*Exercise material:*

◆ ◆ ◆ ◆

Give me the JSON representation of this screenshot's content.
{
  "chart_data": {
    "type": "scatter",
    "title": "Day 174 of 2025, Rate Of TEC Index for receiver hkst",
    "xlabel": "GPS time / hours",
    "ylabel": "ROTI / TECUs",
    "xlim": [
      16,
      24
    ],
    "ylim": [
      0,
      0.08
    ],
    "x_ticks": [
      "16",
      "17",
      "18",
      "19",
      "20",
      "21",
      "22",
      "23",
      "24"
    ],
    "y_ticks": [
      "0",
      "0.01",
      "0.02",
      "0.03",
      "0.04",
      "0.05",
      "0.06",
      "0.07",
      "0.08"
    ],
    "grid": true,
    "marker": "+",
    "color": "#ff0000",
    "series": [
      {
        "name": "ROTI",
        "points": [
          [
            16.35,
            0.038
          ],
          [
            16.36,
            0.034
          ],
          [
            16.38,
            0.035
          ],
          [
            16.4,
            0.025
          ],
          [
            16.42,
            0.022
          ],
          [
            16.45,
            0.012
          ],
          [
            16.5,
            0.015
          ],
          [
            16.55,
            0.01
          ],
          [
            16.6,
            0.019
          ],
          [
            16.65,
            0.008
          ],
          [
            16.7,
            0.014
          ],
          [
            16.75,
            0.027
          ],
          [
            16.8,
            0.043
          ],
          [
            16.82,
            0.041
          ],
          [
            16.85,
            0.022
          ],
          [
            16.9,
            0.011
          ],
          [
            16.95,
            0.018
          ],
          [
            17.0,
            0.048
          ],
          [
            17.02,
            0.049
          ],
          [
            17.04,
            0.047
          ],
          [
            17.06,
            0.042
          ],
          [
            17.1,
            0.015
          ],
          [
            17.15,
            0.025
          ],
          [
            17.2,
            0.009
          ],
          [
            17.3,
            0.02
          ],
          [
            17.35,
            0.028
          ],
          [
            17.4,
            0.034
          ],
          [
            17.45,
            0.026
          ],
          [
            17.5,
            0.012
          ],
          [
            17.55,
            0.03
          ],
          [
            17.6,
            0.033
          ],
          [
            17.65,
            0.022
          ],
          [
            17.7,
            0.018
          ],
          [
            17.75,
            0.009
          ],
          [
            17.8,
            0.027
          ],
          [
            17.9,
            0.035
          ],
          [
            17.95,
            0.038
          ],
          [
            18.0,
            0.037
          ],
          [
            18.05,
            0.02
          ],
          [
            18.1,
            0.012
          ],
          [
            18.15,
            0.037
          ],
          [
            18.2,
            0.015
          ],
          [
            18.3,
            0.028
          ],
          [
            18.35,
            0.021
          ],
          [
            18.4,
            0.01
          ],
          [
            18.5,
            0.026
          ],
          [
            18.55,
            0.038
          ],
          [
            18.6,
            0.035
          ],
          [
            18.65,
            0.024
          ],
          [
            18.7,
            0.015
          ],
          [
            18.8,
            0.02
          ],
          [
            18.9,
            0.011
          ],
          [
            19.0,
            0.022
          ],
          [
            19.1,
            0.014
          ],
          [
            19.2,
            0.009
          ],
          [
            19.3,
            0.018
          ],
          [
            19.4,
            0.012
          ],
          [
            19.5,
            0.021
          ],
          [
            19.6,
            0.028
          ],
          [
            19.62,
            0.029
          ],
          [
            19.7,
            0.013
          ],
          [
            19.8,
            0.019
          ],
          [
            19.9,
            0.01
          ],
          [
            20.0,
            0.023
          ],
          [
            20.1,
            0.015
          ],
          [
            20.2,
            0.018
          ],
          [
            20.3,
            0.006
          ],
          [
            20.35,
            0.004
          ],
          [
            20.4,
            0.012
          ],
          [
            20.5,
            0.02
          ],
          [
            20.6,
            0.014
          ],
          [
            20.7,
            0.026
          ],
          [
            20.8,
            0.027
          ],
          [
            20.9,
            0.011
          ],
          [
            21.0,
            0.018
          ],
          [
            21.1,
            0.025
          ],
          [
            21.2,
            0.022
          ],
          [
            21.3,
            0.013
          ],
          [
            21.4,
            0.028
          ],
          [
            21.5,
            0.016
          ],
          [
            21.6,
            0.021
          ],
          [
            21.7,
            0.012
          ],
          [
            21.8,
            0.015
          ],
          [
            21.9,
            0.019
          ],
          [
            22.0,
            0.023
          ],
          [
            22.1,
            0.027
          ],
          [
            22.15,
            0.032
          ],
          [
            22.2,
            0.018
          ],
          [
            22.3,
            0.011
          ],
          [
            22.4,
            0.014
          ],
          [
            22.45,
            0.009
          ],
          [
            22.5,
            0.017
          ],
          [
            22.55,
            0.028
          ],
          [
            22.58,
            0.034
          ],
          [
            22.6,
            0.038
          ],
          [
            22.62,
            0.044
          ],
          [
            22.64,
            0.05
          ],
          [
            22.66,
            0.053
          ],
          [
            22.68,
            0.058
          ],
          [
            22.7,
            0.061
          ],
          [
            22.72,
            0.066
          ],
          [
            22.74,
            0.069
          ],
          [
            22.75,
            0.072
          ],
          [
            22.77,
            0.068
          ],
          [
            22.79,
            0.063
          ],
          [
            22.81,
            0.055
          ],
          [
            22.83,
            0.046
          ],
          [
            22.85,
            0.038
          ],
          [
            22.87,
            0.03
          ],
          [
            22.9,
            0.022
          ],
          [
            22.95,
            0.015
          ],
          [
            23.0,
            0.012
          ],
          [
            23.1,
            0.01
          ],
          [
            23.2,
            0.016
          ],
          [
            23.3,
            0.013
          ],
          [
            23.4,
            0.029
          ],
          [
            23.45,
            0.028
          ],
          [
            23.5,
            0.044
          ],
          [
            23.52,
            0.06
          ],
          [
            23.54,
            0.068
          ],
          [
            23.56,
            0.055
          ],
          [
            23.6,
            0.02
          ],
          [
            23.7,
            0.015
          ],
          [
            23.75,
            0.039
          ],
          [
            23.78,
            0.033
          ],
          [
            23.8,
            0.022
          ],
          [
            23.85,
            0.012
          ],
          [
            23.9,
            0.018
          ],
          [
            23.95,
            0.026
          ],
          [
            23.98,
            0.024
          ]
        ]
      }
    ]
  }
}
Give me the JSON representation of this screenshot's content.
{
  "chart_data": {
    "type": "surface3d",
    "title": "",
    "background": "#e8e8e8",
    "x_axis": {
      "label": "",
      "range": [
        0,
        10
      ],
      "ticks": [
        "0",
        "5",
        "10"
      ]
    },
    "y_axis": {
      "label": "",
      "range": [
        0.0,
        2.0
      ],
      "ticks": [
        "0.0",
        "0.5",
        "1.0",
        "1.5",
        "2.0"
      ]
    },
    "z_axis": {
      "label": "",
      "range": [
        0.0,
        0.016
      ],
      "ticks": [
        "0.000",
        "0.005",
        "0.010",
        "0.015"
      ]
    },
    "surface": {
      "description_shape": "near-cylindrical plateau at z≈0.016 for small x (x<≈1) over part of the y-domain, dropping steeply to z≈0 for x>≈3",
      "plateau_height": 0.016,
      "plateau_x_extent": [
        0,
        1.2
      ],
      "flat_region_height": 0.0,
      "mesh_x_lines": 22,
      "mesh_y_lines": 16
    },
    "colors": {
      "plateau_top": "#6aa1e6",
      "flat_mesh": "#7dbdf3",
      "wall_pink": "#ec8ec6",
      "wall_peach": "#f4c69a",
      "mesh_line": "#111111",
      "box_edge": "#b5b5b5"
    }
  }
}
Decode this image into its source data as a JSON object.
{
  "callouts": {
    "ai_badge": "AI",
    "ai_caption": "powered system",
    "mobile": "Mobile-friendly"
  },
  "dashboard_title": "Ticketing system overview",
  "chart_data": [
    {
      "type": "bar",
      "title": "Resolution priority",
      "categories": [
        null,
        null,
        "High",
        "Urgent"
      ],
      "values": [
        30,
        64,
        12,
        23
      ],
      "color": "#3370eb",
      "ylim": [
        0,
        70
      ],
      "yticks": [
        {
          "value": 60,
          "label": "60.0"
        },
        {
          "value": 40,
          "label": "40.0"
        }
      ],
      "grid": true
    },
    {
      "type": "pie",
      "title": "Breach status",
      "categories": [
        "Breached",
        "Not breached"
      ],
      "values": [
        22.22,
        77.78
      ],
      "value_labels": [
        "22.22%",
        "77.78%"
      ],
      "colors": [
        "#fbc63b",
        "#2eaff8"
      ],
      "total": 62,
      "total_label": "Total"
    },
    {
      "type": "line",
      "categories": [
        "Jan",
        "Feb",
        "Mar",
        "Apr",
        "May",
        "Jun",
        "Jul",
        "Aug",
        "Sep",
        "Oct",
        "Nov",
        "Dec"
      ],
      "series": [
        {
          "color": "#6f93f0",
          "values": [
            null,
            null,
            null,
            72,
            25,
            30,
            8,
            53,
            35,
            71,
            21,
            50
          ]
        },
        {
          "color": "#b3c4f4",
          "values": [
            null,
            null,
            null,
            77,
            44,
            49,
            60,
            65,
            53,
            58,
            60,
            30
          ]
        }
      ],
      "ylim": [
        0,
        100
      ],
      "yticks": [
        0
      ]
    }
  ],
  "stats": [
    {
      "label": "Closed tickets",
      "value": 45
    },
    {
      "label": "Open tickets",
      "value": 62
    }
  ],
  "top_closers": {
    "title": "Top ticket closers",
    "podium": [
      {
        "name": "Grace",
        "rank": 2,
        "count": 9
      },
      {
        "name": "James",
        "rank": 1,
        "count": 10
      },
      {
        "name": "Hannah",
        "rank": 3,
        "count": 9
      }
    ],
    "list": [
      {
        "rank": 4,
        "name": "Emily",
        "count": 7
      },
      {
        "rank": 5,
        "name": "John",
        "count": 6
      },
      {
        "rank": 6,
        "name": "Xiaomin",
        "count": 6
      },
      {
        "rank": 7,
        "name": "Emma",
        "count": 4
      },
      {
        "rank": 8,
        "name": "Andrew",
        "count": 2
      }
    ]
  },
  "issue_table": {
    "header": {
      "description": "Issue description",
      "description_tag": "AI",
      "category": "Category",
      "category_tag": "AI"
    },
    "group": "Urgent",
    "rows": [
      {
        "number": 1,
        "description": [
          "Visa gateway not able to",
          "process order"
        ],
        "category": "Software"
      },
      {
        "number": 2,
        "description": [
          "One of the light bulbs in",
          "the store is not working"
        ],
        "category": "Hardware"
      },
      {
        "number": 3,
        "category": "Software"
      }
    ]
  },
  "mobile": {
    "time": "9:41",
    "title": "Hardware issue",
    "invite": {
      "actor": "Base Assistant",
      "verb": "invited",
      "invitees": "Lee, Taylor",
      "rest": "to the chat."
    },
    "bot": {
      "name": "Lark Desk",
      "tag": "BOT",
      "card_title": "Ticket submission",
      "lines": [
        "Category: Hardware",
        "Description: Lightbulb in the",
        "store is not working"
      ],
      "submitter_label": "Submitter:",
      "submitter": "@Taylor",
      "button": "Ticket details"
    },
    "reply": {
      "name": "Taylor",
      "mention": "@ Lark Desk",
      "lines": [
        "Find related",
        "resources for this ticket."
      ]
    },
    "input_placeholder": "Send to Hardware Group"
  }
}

◆ ◆ ◆ ◆

*Work to complete:* Scan the lines for the string "name". Copy out each line that matches.

*Answer for the task:*
        "name": "ROTI",
        "name": "Grace",
        "name": "James",
        "name": "Hannah",
        "name": "Emily",
        "name": "John",
        "name": "Xiaomin",
        "name": "Emma",
        "name": "Andrew",
      "name": "Lark Desk",
      "name": "Taylor",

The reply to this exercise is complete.